** Exercise description **
Determine the number of lines containing the word "Stimulation", and state that figure alone.

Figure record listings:
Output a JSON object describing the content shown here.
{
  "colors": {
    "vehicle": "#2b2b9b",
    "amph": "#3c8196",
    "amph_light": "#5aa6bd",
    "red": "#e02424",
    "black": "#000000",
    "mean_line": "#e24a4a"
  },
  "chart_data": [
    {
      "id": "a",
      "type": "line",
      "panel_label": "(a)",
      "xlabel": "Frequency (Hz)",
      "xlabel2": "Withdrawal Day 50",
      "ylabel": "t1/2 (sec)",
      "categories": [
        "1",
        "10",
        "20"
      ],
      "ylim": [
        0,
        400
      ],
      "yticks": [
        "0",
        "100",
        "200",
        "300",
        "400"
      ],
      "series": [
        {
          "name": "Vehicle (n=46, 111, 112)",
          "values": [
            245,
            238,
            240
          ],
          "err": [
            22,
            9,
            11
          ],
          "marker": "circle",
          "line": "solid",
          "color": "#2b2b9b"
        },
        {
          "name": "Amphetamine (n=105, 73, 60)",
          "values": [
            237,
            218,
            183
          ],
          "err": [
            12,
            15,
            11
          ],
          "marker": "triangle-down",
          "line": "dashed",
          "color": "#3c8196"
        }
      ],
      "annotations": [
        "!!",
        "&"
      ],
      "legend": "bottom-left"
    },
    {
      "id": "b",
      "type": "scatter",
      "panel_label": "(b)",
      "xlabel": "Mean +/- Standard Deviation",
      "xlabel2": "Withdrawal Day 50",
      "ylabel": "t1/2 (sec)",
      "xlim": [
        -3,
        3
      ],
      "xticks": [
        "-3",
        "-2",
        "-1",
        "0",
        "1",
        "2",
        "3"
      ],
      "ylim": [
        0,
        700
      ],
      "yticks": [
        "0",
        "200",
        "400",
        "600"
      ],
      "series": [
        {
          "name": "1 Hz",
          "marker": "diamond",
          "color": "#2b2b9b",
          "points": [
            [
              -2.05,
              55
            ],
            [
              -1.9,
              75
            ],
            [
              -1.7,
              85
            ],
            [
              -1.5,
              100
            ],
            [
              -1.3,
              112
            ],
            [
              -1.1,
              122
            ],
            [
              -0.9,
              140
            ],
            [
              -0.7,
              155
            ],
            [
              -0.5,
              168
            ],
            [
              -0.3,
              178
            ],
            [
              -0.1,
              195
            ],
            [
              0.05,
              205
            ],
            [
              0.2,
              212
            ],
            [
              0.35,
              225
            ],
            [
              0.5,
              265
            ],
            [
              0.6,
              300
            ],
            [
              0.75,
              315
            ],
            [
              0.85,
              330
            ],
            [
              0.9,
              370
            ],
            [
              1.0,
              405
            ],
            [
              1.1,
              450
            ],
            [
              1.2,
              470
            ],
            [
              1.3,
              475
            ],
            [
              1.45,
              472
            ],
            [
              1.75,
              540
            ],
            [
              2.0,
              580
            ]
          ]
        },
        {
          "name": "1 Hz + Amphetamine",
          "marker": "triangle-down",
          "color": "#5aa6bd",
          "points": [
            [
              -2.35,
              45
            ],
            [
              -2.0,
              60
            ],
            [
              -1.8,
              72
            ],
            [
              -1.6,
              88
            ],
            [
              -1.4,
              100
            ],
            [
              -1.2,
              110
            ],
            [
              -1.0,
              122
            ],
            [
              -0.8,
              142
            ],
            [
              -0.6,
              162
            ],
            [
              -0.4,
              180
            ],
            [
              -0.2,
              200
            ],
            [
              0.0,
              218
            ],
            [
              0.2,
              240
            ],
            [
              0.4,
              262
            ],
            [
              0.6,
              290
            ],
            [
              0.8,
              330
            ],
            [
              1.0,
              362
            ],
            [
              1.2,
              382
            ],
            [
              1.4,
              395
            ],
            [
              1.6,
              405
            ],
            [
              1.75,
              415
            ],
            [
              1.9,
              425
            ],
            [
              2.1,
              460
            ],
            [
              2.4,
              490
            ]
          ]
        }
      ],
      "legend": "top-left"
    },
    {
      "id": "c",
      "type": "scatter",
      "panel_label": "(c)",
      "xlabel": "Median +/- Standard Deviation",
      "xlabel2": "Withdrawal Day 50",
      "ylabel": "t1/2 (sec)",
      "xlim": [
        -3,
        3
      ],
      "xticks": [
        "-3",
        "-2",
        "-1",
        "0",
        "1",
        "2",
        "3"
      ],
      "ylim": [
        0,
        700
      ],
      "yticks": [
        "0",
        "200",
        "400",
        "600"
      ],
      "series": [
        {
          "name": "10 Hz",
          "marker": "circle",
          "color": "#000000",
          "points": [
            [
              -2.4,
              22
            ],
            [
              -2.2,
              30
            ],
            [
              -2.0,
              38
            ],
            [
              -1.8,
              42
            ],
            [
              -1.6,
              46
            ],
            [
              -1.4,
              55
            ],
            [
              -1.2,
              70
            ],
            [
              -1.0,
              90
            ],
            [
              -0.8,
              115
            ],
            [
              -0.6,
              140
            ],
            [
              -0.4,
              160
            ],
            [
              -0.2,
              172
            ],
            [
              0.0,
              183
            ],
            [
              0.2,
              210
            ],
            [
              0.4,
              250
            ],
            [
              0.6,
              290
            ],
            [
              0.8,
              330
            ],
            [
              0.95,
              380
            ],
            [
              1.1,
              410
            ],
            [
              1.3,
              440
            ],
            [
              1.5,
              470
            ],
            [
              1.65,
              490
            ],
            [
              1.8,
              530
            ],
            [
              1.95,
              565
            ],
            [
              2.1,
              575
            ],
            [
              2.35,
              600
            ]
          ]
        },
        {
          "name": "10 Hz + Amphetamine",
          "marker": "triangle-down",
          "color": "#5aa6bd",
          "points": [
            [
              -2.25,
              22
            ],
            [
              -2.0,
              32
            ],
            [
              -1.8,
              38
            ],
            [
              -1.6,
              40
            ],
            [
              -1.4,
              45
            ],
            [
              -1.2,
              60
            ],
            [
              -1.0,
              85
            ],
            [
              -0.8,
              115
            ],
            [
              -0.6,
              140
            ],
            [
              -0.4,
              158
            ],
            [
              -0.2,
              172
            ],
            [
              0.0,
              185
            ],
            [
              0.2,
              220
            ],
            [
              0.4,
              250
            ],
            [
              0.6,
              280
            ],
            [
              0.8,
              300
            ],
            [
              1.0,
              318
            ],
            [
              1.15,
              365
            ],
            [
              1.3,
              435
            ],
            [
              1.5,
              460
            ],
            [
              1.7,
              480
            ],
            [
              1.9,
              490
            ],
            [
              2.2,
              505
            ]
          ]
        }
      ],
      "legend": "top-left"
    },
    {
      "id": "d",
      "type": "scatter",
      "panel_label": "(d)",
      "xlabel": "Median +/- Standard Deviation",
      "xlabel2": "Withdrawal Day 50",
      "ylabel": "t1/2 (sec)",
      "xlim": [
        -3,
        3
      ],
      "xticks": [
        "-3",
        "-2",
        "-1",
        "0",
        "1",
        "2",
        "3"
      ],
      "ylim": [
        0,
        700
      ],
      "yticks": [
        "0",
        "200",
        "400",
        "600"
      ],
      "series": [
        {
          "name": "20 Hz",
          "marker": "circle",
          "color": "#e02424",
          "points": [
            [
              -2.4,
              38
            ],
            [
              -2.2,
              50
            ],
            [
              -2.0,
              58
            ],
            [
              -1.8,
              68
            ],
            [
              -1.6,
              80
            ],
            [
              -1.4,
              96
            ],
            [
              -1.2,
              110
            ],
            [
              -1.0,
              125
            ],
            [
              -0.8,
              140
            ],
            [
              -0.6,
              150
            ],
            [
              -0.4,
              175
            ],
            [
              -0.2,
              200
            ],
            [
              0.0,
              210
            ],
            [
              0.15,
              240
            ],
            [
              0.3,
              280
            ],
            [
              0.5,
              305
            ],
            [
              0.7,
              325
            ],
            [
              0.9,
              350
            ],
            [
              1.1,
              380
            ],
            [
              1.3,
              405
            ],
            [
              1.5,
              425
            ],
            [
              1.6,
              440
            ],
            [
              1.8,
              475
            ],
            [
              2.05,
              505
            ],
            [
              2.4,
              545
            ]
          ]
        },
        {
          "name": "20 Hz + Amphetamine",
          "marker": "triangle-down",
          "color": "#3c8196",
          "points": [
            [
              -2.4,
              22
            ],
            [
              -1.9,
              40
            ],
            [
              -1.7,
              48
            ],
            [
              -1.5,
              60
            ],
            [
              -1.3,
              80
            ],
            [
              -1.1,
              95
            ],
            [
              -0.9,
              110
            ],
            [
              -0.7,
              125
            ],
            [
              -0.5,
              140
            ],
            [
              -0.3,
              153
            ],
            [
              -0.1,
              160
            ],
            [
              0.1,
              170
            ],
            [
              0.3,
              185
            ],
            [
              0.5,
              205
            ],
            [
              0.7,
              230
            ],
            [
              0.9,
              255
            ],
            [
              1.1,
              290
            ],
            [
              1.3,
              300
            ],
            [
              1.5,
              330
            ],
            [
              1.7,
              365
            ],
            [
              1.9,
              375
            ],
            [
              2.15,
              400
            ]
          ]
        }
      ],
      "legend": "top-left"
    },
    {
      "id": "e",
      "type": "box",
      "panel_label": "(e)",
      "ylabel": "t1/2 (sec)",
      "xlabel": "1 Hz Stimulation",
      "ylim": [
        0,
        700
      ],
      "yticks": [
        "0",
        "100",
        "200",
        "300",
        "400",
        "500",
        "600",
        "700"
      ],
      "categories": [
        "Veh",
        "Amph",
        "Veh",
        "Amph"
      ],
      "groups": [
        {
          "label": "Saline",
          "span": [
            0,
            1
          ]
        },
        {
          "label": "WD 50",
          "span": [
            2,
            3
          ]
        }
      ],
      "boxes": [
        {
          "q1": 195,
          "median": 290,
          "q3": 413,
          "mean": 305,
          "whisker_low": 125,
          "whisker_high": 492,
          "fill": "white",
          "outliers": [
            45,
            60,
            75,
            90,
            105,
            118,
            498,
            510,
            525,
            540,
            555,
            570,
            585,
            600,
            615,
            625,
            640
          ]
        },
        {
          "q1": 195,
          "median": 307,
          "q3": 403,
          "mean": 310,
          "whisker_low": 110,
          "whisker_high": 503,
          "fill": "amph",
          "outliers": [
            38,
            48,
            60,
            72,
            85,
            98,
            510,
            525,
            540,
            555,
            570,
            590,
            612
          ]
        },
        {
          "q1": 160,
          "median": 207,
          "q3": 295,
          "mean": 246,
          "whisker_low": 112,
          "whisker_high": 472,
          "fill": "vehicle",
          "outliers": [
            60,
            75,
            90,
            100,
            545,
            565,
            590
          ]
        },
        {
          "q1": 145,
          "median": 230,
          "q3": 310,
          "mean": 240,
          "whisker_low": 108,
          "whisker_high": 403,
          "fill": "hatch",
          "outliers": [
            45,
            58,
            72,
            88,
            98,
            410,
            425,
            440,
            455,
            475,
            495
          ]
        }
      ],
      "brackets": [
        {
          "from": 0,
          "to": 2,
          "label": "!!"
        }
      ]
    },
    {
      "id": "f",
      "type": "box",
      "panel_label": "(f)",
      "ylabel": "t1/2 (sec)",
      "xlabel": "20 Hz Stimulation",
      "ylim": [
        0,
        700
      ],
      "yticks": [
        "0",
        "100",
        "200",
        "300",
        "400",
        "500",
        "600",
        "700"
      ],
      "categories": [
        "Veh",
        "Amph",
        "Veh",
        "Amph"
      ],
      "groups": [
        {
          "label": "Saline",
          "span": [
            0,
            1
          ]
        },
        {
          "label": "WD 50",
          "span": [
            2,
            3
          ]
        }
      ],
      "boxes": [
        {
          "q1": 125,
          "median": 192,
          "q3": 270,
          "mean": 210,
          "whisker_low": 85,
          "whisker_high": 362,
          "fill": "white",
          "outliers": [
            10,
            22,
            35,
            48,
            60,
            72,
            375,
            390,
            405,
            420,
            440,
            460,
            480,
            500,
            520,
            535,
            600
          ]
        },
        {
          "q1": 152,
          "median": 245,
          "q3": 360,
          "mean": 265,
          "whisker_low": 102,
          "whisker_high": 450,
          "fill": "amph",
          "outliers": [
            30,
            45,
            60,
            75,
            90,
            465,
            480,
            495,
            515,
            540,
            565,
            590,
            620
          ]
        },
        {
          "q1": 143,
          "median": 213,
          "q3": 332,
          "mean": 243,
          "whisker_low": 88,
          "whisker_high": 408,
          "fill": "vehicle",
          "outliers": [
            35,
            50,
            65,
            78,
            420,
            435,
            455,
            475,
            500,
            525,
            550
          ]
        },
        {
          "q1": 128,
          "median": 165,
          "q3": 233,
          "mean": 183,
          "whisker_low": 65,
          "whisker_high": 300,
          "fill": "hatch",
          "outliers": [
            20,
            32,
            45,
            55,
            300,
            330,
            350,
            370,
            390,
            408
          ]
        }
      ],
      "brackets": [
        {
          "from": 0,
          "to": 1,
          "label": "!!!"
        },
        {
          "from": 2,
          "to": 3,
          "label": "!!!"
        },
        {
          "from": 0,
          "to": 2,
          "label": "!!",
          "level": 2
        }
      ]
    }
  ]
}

** Solution to this task **
2